[Figure contents as structured data]
##########

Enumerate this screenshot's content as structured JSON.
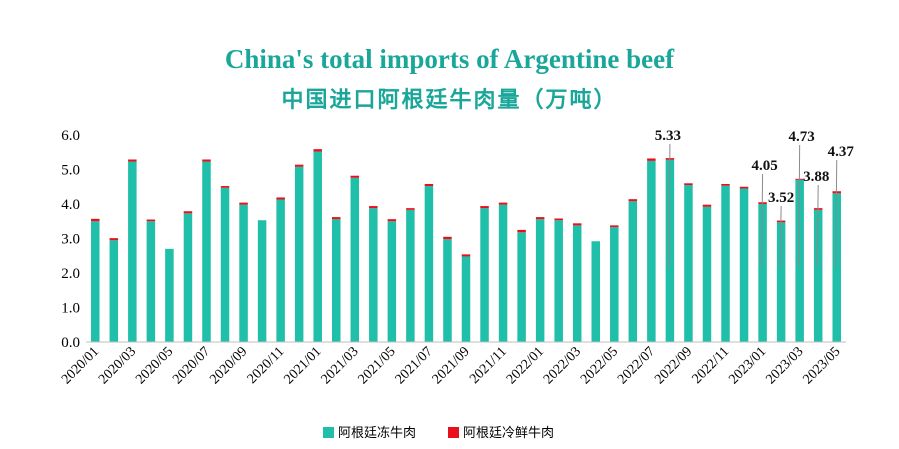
{
  "title_en": "China's total imports of Argentine beef",
  "title_cn": "中国进口阿根廷牛肉量（万吨）",
  "colors": {
    "frozen": "#1fbfa9",
    "chilled": "#e8101a",
    "title": "#1aa79a",
    "annotation_line": "#8a8a8a"
  },
  "chart_data": {
    "type": "bar",
    "stacked": true,
    "title": "China's total imports of Argentine beef",
    "subtitle": "中国进口阿根廷牛肉量（万吨）",
    "ylim": [
      0,
      6
    ],
    "yticks": [
      "0.0",
      "1.0",
      "2.0",
      "3.0",
      "4.0",
      "5.0",
      "6.0"
    ],
    "legend": "bottom",
    "grid": false,
    "categories": [
      "2020/01",
      "2020/02",
      "2020/03",
      "2020/04",
      "2020/05",
      "2020/06",
      "2020/07",
      "2020/08",
      "2020/09",
      "2020/10",
      "2020/11",
      "2020/12",
      "2021/01",
      "2021/02",
      "2021/03",
      "2021/04",
      "2021/05",
      "2021/06",
      "2021/07",
      "2021/08",
      "2021/09",
      "2021/10",
      "2021/11",
      "2021/12",
      "2022/01",
      "2022/02",
      "2022/03",
      "2022/04",
      "2022/05",
      "2022/06",
      "2022/07",
      "2022/08",
      "2022/09",
      "2022/10",
      "2022/11",
      "2022/12",
      "2023/01",
      "2023/02",
      "2023/03",
      "2023/04",
      "2023/05"
    ],
    "xtick_labels": [
      "2020/01",
      "2020/03",
      "2020/05",
      "2020/07",
      "2020/09",
      "2020/11",
      "2021/01",
      "2021/03",
      "2021/05",
      "2021/07",
      "2021/09",
      "2021/11",
      "2022/01",
      "2022/03",
      "2022/05",
      "2022/07",
      "2022/09",
      "2022/11",
      "2023/01",
      "2023/03",
      "2023/05"
    ],
    "series": [
      {
        "name": "阿根廷冻牛肉",
        "values": [
          3.5,
          2.95,
          5.23,
          3.5,
          2.7,
          3.73,
          5.23,
          4.47,
          3.98,
          3.53,
          4.13,
          5.08,
          5.52,
          3.56,
          4.76,
          3.88,
          3.5,
          3.83,
          4.52,
          2.98,
          2.48,
          3.88,
          3.98,
          3.18,
          3.56,
          3.53,
          3.38,
          2.92,
          3.33,
          4.08,
          5.25,
          5.28,
          4.55,
          3.92,
          4.53,
          4.45,
          4.0,
          3.47,
          4.7,
          3.83,
          4.31
        ]
      },
      {
        "name": "阿根廷冷鲜牛肉",
        "values": [
          0.07,
          0.06,
          0.06,
          0.05,
          0.0,
          0.06,
          0.06,
          0.05,
          0.06,
          0.0,
          0.06,
          0.06,
          0.07,
          0.06,
          0.06,
          0.06,
          0.06,
          0.05,
          0.06,
          0.07,
          0.06,
          0.06,
          0.06,
          0.07,
          0.06,
          0.05,
          0.06,
          0.0,
          0.05,
          0.06,
          0.07,
          0.05,
          0.05,
          0.06,
          0.05,
          0.05,
          0.05,
          0.05,
          0.03,
          0.05,
          0.06
        ]
      }
    ],
    "annotations": [
      {
        "category": "2022/08",
        "text": "5.33"
      },
      {
        "category": "2023/01",
        "text": "4.05"
      },
      {
        "category": "2023/02",
        "text": "3.52"
      },
      {
        "category": "2023/03",
        "text": "4.73"
      },
      {
        "category": "2023/04",
        "text": "3.88"
      },
      {
        "category": "2023/05",
        "text": "4.37"
      }
    ]
  }
}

##########

Copy out the entries verbatim and leave the images out.

Enumerate this screenshot's content as structured JSON.
{
  "title_en": "China's total imports of Argentine beef",
  "title_cn": "中国进口阿根廷牛肉量（万吨）",
  "colors": {
    "frozen": "#1fbfa9",
    "chilled": "#e8101a",
    "title": "#1aa79a",
    "annotation_line": "#8a8a8a"
  },
  "chart_data": {
    "type": "bar",
    "stacked": true,
    "title": "China's total imports of Argentine beef",
    "subtitle": "中国进口阿根廷牛肉量（万吨）",
    "ylim": [
      0,
      6
    ],
    "yticks": [
      "0.0",
      "1.0",
      "2.0",
      "3.0",
      "4.0",
      "5.0",
      "6.0"
    ],
    "legend": "bottom",
    "grid": false,
    "categories": [
      "2020/01",
      "2020/02",
      "2020/03",
      "2020/04",
      "2020/05",
      "2020/06",
      "2020/07",
      "2020/08",
      "2020/09",
      "2020/10",
      "2020/11",
      "2020/12",
      "2021/01",
      "2021/02",
      "2021/03",
      "2021/04",
      "2021/05",
      "2021/06",
      "2021/07",
      "2021/08",
      "2021/09",
      "2021/10",
      "2021/11",
      "2021/12",
      "2022/01",
      "2022/02",
      "2022/03",
      "2022/04",
      "2022/05",
      "2022/06",
      "2022/07",
      "2022/08",
      "2022/09",
      "2022/10",
      "2022/11",
      "2022/12",
      "2023/01",
      "2023/02",
      "2023/03",
      "2023/04",
      "2023/05"
    ],
    "xtick_labels": [
      "2020/01",
      "2020/03",
      "2020/05",
      "2020/07",
      "2020/09",
      "2020/11",
      "2021/01",
      "2021/03",
      "2021/05",
      "2021/07",
      "2021/09",
      "2021/11",
      "2022/01",
      "2022/03",
      "2022/05",
      "2022/07",
      "2022/09",
      "2022/11",
      "2023/01",
      "2023/03",
      "2023/05"
    ],
    "series": [
      {
        "name": "阿根廷冻牛肉",
        "values": [
          3.5,
          2.95,
          5.23,
          3.5,
          2.7,
          3.73,
          5.23,
          4.47,
          3.98,
          3.53,
          4.13,
          5.08,
          5.52,
          3.56,
          4.76,
          3.88,
          3.5,
          3.83,
          4.52,
          2.98,
          2.48,
          3.88,
          3.98,
          3.18,
          3.56,
          3.53,
          3.38,
          2.92,
          3.33,
          4.08,
          5.25,
          5.28,
          4.55,
          3.92,
          4.53,
          4.45,
          4.0,
          3.47,
          4.7,
          3.83,
          4.31
        ]
      },
      {
        "name": "阿根廷冷鲜牛肉",
        "values": [
          0.07,
          0.06,
          0.06,
          0.05,
          0.0,
          0.06,
          0.06,
          0.05,
          0.06,
          0.0,
          0.06,
          0.06,
          0.07,
          0.06,
          0.06,
          0.06,
          0.06,
          0.05,
          0.06,
          0.07,
          0.06,
          0.06,
          0.06,
          0.07,
          0.06,
          0.05,
          0.06,
          0.0,
          0.05,
          0.06,
          0.07,
          0.05,
          0.05,
          0.06,
          0.05,
          0.05,
          0.05,
          0.05,
          0.03,
          0.05,
          0.06
        ]
      }
    ],
    "annotations": [
      {
        "category": "2022/08",
        "text": "5.33"
      },
      {
        "category": "2023/01",
        "text": "4.05"
      },
      {
        "category": "2023/02",
        "text": "3.52"
      },
      {
        "category": "2023/03",
        "text": "4.73"
      },
      {
        "category": "2023/04",
        "text": "3.88"
      },
      {
        "category": "2023/05",
        "text": "4.37"
      }
    ]
  }
}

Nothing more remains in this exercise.